DATASET EXTRACT →
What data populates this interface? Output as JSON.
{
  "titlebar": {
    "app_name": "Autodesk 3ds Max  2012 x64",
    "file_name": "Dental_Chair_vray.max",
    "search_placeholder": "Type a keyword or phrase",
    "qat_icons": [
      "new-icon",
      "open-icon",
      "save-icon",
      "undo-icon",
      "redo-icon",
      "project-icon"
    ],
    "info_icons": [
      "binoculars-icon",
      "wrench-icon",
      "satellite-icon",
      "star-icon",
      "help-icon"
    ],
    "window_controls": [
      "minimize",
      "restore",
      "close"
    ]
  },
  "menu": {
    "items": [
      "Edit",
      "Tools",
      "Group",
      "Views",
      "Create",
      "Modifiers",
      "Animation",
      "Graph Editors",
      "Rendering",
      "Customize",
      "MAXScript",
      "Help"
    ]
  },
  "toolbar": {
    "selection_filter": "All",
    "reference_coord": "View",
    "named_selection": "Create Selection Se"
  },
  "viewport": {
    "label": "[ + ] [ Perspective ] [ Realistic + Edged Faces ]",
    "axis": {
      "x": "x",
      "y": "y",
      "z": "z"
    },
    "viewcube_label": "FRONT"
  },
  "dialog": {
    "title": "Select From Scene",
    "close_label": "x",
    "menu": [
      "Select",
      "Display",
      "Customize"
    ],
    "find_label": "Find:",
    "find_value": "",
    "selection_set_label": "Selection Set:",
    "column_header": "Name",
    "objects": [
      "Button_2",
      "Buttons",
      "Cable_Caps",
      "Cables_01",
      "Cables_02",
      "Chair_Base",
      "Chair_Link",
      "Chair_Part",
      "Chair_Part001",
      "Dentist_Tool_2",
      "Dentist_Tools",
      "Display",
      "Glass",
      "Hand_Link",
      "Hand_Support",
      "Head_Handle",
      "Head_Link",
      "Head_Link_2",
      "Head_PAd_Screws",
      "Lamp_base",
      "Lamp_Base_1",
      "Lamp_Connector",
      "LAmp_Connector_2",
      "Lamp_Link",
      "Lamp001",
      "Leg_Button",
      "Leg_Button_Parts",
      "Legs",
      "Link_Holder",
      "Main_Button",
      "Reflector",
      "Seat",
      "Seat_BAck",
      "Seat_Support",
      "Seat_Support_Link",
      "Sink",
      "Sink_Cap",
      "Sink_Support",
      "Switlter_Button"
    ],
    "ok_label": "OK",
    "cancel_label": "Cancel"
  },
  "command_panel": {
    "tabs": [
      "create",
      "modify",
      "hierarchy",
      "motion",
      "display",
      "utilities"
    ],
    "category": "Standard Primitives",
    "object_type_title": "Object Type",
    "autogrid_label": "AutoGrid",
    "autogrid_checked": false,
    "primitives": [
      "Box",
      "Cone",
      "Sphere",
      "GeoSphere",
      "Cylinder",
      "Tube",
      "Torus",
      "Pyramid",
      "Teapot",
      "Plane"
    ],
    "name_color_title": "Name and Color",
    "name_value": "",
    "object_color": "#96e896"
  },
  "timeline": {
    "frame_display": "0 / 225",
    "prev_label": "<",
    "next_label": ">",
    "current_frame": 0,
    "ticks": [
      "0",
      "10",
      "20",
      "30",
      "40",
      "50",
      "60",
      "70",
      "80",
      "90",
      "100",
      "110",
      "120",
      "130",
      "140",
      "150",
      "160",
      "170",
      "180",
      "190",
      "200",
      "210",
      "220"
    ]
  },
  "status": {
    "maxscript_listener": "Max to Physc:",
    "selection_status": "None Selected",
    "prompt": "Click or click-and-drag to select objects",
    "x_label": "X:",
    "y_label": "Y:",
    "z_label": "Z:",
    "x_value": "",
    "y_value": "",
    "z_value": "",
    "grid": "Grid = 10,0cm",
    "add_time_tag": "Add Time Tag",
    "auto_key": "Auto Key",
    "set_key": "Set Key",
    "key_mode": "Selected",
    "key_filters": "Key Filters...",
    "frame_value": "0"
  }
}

STATED PROBLEM →
Produce a verbatim transcription of the entries above.

FINISHED EXERCISE →
What data populates this interface? Output as JSON.
{
  "titlebar": {
    "app_name": "Autodesk 3ds Max  2012 x64",
    "file_name": "Dental_Chair_vray.max",
    "search_placeholder": "Type a keyword or phrase",
    "qat_icons": [
      "new-icon",
      "open-icon",
      "save-icon",
      "undo-icon",
      "redo-icon",
      "project-icon"
    ],
    "info_icons": [
      "binoculars-icon",
      "wrench-icon",
      "satellite-icon",
      "star-icon",
      "help-icon"
    ],
    "window_controls": [
      "minimize",
      "restore",
      "close"
    ]
  },
  "menu": {
    "items": [
      "Edit",
      "Tools",
      "Group",
      "Views",
      "Create",
      "Modifiers",
      "Animation",
      "Graph Editors",
      "Rendering",
      "Customize",
      "MAXScript",
      "Help"
    ]
  },
  "toolbar": {
    "selection_filter": "All",
    "reference_coord": "View",
    "named_selection": "Create Selection Se"
  },
  "viewport": {
    "label": "[ + ] [ Perspective ] [ Realistic + Edged Faces ]",
    "axis": {
      "x": "x",
      "y": "y",
      "z": "z"
    },
    "viewcube_label": "FRONT"
  },
  "dialog": {
    "title": "Select From Scene",
    "close_label": "x",
    "menu": [
      "Select",
      "Display",
      "Customize"
    ],
    "find_label": "Find:",
    "find_value": "",
    "selection_set_label": "Selection Set:",
    "column_header": "Name",
    "objects": [
      "Button_2",
      "Buttons",
      "Cable_Caps",
      "Cables_01",
      "Cables_02",
      "Chair_Base",
      "Chair_Link",
      "Chair_Part",
      "Chair_Part001",
      "Dentist_Tool_2",
      "Dentist_Tools",
      "Display",
      "Glass",
      "Hand_Link",
      "Hand_Support",
      "Head_Handle",
      "Head_Link",
      "Head_Link_2",
      "Head_PAd_Screws",
      "Lamp_base",
      "Lamp_Base_1",
      "Lamp_Connector",
      "LAmp_Connector_2",
      "Lamp_Link",
      "Lamp001",
      "Leg_Button",
      "Leg_Button_Parts",
      "Legs",
      "Link_Holder",
      "Main_Button",
      "Reflector",
      "Seat",
      "Seat_BAck",
      "Seat_Support",
      "Seat_Support_Link",
      "Sink",
      "Sink_Cap",
      "Sink_Support",
      "Switlter_Button"
    ],
    "ok_label": "OK",
    "cancel_label": "Cancel"
  },
  "command_panel": {
    "tabs": [
      "create",
      "modify",
      "hierarchy",
      "motion",
      "display",
      "utilities"
    ],
    "category": "Standard Primitives",
    "object_type_title": "Object Type",
    "autogrid_label": "AutoGrid",
    "autogrid_checked": false,
    "primitives": [
      "Box",
      "Cone",
      "Sphere",
      "GeoSphere",
      "Cylinder",
      "Tube",
      "Torus",
      "Pyramid",
      "Teapot",
      "Plane"
    ],
    "name_color_title": "Name and Color",
    "name_value": "",
    "object_color": "#96e896"
  },
  "timeline": {
    "frame_display": "0 / 225",
    "prev_label": "<",
    "next_label": ">",
    "current_frame": 0,
    "ticks": [
      "0",
      "10",
      "20",
      "30",
      "40",
      "50",
      "60",
      "70",
      "80",
      "90",
      "100",
      "110",
      "120",
      "130",
      "140",
      "150",
      "160",
      "170",
      "180",
      "190",
      "200",
      "210",
      "220"
    ]
  },
  "status": {
    "maxscript_listener": "Max to Physc:",
    "selection_status": "None Selected",
    "prompt": "Click or click-and-drag to select objects",
    "x_label": "X:",
    "y_label": "Y:",
    "z_label": "Z:",
    "x_value": "",
    "y_value": "",
    "z_value": "",
    "grid": "Grid = 10,0cm",
    "add_time_tag": "Add Time Tag",
    "auto_key": "Auto Key",
    "set_key": "Set Key",
    "key_mode": "Selected",
    "key_filters": "Key Filters...",
    "frame_value": "0"
  }
}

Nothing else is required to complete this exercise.